## Data in this exercise
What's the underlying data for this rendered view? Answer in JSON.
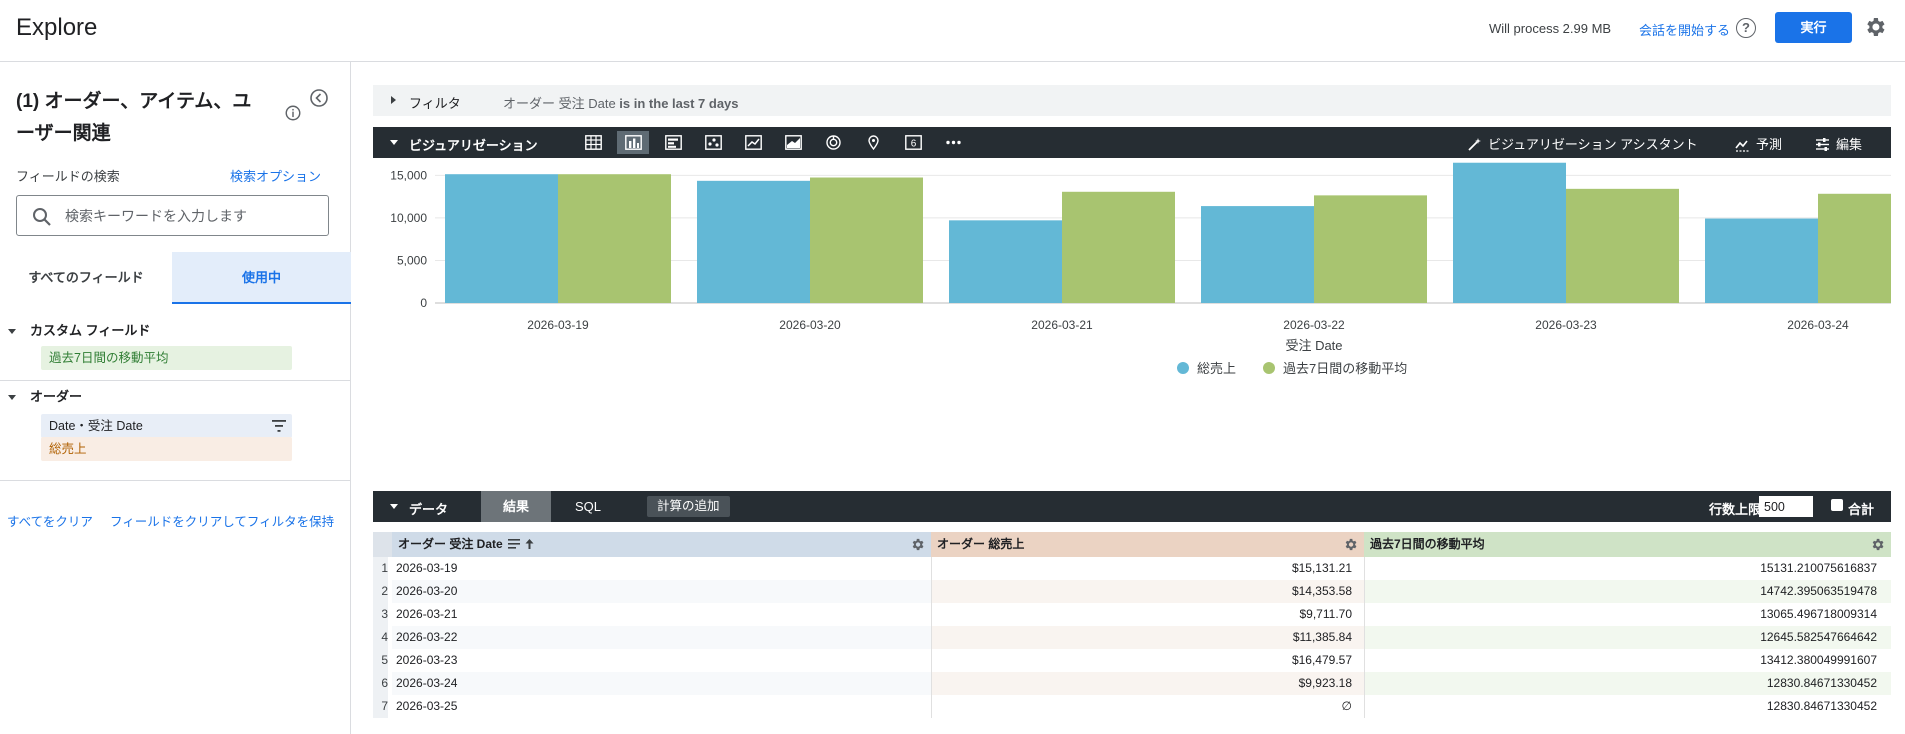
{
  "header": {
    "app_title": "Explore",
    "will_process": "Will process 2.99 MB",
    "start_conversation": "会話を開始する",
    "run_label": "実行"
  },
  "sidebar": {
    "model_title": "(1) オーダー、アイテム、ユーザー関連",
    "field_search_label": "フィールドの検索",
    "search_options": "検索オプション",
    "search_placeholder": "検索キーワードを入力します",
    "tabs": {
      "all": "すべてのフィールド",
      "in_use": "使用中"
    },
    "groups": [
      {
        "title": "カスタム フィールド",
        "fields": [
          "過去7日間の移動平均"
        ]
      },
      {
        "title": "オーダー",
        "fields": [
          "Date・受注 Date",
          "総売上"
        ]
      }
    ],
    "clear_all": "すべてをクリア",
    "clear_keep_filters": "フィールドをクリアしてフィルタを保持"
  },
  "filters": {
    "label": "フィルタ",
    "desc_prefix": "オーダー 受注 Date",
    "desc_bold": " is in the last 7 days"
  },
  "viz_bar": {
    "title": "ビジュアリゼーション",
    "single_value_glyph": "6",
    "assistant": "ビジュアリゼーション アシスタント",
    "forecast": "予測",
    "edit": "編集"
  },
  "chart_data": {
    "type": "bar",
    "categories": [
      "2026-03-19",
      "2026-03-20",
      "2026-03-21",
      "2026-03-22",
      "2026-03-23",
      "2026-03-24"
    ],
    "series": [
      {
        "name": "総売上",
        "color": "#63b8d6",
        "values": [
          15131.21,
          14353.58,
          9711.7,
          11385.84,
          16479.57,
          9923.18
        ]
      },
      {
        "name": "過去7日間の移動平均",
        "color": "#a8c470",
        "values": [
          15131.21,
          14742.4,
          13065.5,
          12645.58,
          13412.38,
          12830.85
        ]
      }
    ],
    "yticks": [
      "0",
      "5,000",
      "10,000",
      "15,000"
    ],
    "ylim": [
      0,
      16800
    ],
    "xlabel": "受注 Date",
    "legend": "bottom-center",
    "grid": true
  },
  "data_bar": {
    "title": "データ",
    "results_tab": "結果",
    "sql_tab": "SQL",
    "add_calc": "計算の追加",
    "row_limit_label": "行数上限",
    "row_limit_value": "500",
    "totals_label": "合計"
  },
  "table": {
    "headers": [
      "オーダー 受注 Date",
      "オーダー 総売上",
      "過去7日間の移動平均"
    ],
    "header_colors": [
      "#cfdbe8",
      "#ebd3c3",
      "#cfe3c6"
    ],
    "rows": [
      {
        "num": "1",
        "date": "2026-03-19",
        "sales": "$15,131.21",
        "avg": "15131.210075616837"
      },
      {
        "num": "2",
        "date": "2026-03-20",
        "sales": "$14,353.58",
        "avg": "14742.395063519478"
      },
      {
        "num": "3",
        "date": "2026-03-21",
        "sales": "$9,711.70",
        "avg": "13065.496718009314"
      },
      {
        "num": "4",
        "date": "2026-03-22",
        "sales": "$11,385.84",
        "avg": "12645.582547664642"
      },
      {
        "num": "5",
        "date": "2026-03-23",
        "sales": "$16,479.57",
        "avg": "13412.380049991607"
      },
      {
        "num": "6",
        "date": "2026-03-24",
        "sales": "$9,923.18",
        "avg": "12830.84671330452"
      },
      {
        "num": "7",
        "date": "2026-03-25",
        "sales": "∅",
        "avg": "12830.84671330452"
      }
    ]
  }
}
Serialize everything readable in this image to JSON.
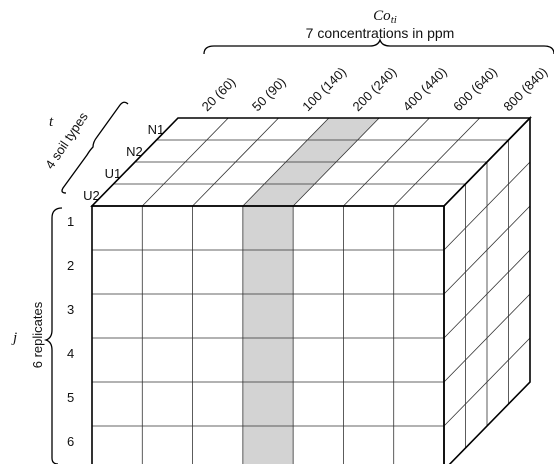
{
  "header": {
    "symbol": "Co",
    "symbol_sub": "ti",
    "caption": "7 concentrations in ppm"
  },
  "concentrations": [
    "20 (60)",
    "50 (90)",
    "100 (140)",
    "200 (240)",
    "400 (440)",
    "600 (640)",
    "800 (840)"
  ],
  "soil": {
    "symbol": "t",
    "caption": "4 soil types",
    "types": [
      "N1",
      "N2",
      "U1",
      "U2"
    ]
  },
  "replicates": {
    "symbol": "j",
    "caption": "6 replicates",
    "labels": [
      "1",
      "2",
      "3",
      "4",
      "5",
      "6"
    ]
  },
  "highlight": {
    "concentration_index": 3,
    "color": "#d3d3d3"
  },
  "colors": {
    "line": "#000000",
    "grid": "#333333",
    "fill": "#ffffff"
  }
}
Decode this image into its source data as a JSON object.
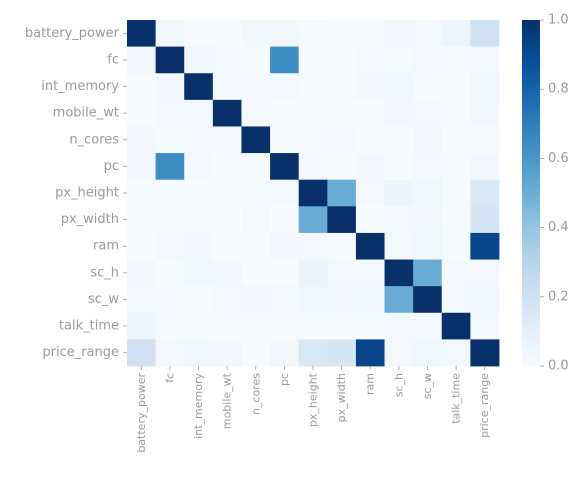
{
  "chart_data": {
    "type": "heatmap",
    "title": "",
    "xlabel": "",
    "ylabel": "",
    "labels": [
      "battery_power",
      "fc",
      "int_memory",
      "mobile_wt",
      "n_cores",
      "pc",
      "px_height",
      "px_width",
      "ram",
      "sc_h",
      "sc_w",
      "talk_time",
      "price_range"
    ],
    "values": [
      [
        1.0,
        0.03,
        0.0,
        0.0,
        0.03,
        0.03,
        0.01,
        0.0,
        0.0,
        0.03,
        0.02,
        0.05,
        0.2
      ],
      [
        0.03,
        1.0,
        0.03,
        0.02,
        0.01,
        0.64,
        0.01,
        0.01,
        0.02,
        0.01,
        0.02,
        0.01,
        0.02
      ],
      [
        0.0,
        0.03,
        1.0,
        0.02,
        0.02,
        0.02,
        0.01,
        0.01,
        0.03,
        0.04,
        0.01,
        0.0,
        0.04
      ],
      [
        0.0,
        0.02,
        0.02,
        1.0,
        0.02,
        0.01,
        0.0,
        0.0,
        0.0,
        0.03,
        0.02,
        0.01,
        0.03
      ],
      [
        0.03,
        0.01,
        0.02,
        0.02,
        1.0,
        0.0,
        0.01,
        0.02,
        0.0,
        0.0,
        0.03,
        0.01,
        0.0
      ],
      [
        0.03,
        0.64,
        0.02,
        0.01,
        0.0,
        1.0,
        0.02,
        0.0,
        0.03,
        0.0,
        0.02,
        0.01,
        0.03
      ],
      [
        0.01,
        0.01,
        0.01,
        0.0,
        0.01,
        0.02,
        1.0,
        0.51,
        0.02,
        0.06,
        0.04,
        0.01,
        0.15
      ],
      [
        0.0,
        0.01,
        0.01,
        0.0,
        0.02,
        0.0,
        0.51,
        1.0,
        0.0,
        0.02,
        0.03,
        0.01,
        0.17
      ],
      [
        0.0,
        0.02,
        0.03,
        0.0,
        0.0,
        0.03,
        0.02,
        0.0,
        1.0,
        0.02,
        0.04,
        0.01,
        0.92
      ],
      [
        0.03,
        0.01,
        0.04,
        0.03,
        0.0,
        0.0,
        0.06,
        0.02,
        0.02,
        1.0,
        0.51,
        0.02,
        0.02
      ],
      [
        0.02,
        0.02,
        0.01,
        0.02,
        0.03,
        0.02,
        0.04,
        0.03,
        0.04,
        0.51,
        1.0,
        0.02,
        0.04
      ],
      [
        0.05,
        0.01,
        0.0,
        0.01,
        0.01,
        0.01,
        0.01,
        0.01,
        0.01,
        0.02,
        0.02,
        1.0,
        0.02
      ],
      [
        0.2,
        0.02,
        0.04,
        0.03,
        0.0,
        0.03,
        0.15,
        0.17,
        0.92,
        0.02,
        0.04,
        0.02,
        1.0
      ]
    ],
    "colorbar": {
      "range": [
        0.0,
        1.0
      ],
      "ticks": [
        "0.0",
        "0.2",
        "0.4",
        "0.6",
        "0.8",
        "1.0"
      ],
      "colormap": "Blues",
      "low_color": "#f7fbff",
      "high_color": "#08306b"
    }
  }
}
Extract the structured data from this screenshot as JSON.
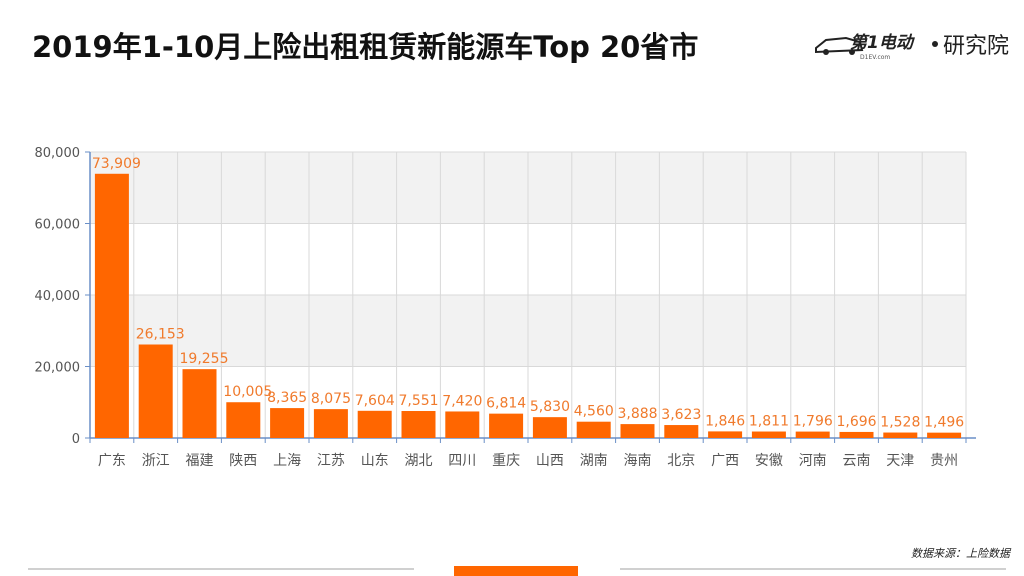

## Do this
Using the material above, report each line where "image" occurs.

## Expected output
Serialize everything readable in this image to JSON.
Decode this image into its source data as a JSON object.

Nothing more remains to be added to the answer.